--- start of The records ---
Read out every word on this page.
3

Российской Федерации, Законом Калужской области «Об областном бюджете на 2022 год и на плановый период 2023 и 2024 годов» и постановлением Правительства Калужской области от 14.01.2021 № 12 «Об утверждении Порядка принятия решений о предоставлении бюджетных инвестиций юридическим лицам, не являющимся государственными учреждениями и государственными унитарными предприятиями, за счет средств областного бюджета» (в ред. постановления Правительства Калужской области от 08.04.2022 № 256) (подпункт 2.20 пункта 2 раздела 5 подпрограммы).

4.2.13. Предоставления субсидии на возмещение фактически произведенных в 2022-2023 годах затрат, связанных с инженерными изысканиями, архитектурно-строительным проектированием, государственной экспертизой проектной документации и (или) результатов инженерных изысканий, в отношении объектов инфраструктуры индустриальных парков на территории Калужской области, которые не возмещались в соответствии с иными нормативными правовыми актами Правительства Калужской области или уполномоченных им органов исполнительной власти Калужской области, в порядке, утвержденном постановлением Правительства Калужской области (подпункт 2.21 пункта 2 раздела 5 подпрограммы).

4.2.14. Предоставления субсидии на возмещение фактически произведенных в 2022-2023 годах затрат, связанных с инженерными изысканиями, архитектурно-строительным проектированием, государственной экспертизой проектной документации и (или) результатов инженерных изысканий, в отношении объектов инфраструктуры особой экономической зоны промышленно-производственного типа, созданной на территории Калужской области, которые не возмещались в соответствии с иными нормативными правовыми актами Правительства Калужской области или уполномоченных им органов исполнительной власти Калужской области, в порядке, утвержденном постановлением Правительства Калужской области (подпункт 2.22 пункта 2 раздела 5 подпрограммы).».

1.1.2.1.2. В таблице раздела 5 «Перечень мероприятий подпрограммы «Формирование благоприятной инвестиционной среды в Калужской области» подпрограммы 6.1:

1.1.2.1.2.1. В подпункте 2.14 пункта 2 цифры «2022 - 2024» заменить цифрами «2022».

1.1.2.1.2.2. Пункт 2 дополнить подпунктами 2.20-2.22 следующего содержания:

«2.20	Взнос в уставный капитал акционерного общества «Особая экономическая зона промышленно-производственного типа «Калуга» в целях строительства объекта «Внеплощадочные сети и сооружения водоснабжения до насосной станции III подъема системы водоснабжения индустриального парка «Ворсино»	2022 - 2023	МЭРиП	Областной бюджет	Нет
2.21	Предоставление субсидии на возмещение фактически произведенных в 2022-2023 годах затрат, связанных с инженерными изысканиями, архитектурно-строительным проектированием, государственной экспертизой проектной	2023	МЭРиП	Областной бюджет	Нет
--- end of The records ---
What to work on:
Quote all of the entries verbatim.

Completed task:
Read out every word on this page.
3

Российской Федерации, Законом Калужской области «Об областном бюджете на 2022 год и на плановый период 2023 и 2024 годов» и постановлением Правительства Калужской области от 14.01.2021 № 12 «Об утверждении Порядка принятия решений о предоставлении бюджетных инвестиций юридическим лицам, не являющимся государственными учреждениями и государственными унитарными предприятиями, за счет средств областного бюджета» (в ред. постановления Правительства Калужской области от 08.04.2022 № 256) (подпункт 2.20 пункта 2 раздела 5 подпрограммы).

4.2.13. Предоставления субсидии на возмещение фактически произведенных в 2022-2023 годах затрат, связанных с инженерными изысканиями, архитектурно-строительным проектированием, государственной экспертизой проектной документации и (или) результатов инженерных изысканий, в отношении объектов инфраструктуры индустриальных парков на территории Калужской области, которые не возмещались в соответствии с иными нормативными правовыми актами Правительства Калужской области или уполномоченных им органов исполнительной власти Калужской области, в порядке, утвержденном постановлением Правительства Калужской области (подпункт 2.21 пункта 2 раздела 5 подпрограммы).

4.2.14. Предоставления субсидии на возмещение фактически произведенных в 2022-2023 годах затрат, связанных с инженерными изысканиями, архитектурно-строительным проектированием, государственной экспертизой проектной документации и (или) результатов инженерных изысканий, в отношении объектов инфраструктуры особой экономической зоны промышленно-производственного типа, созданной на территории Калужской области, которые не возмещались в соответствии с иными нормативными правовыми актами Правительства Калужской области или уполномоченных им органов исполнительной власти Калужской области, в порядке, утвержденном постановлением Правительства Калужской области (подпункт 2.22 пункта 2 раздела 5 подпрограммы).».

1.1.2.1.2. В таблице раздела 5 «Перечень мероприятий подпрограммы «Формирование благоприятной инвестиционной среды в Калужской области» подпрограммы 6.1:

1.1.2.1.2.1. В подпункте 2.14 пункта 2 цифры «2022 - 2024» заменить цифрами «2022».

1.1.2.1.2.2. Пункт 2 дополнить подпунктами 2.20-2.22 следующего содержания:

«2.20	Взнос в уставный капитал акционерного общества «Особая экономическая зона промышленно-производственного типа «Калуга» в целях строительства объекта «Внеплощадочные сети и сооружения водоснабжения до насосной станции III подъема системы водоснабжения индустриального парка «Ворсино»	2022 - 2023	МЭРиП	Областной бюджет	Нет
2.21	Предоставление субсидии на возмещение фактически произведенных в 2022-2023 годах затрат, связанных с инженерными изысканиями, архитектурно-строительным проектированием, государственной экспертизой проектной	2023	МЭРиП	Областной бюджет	Нет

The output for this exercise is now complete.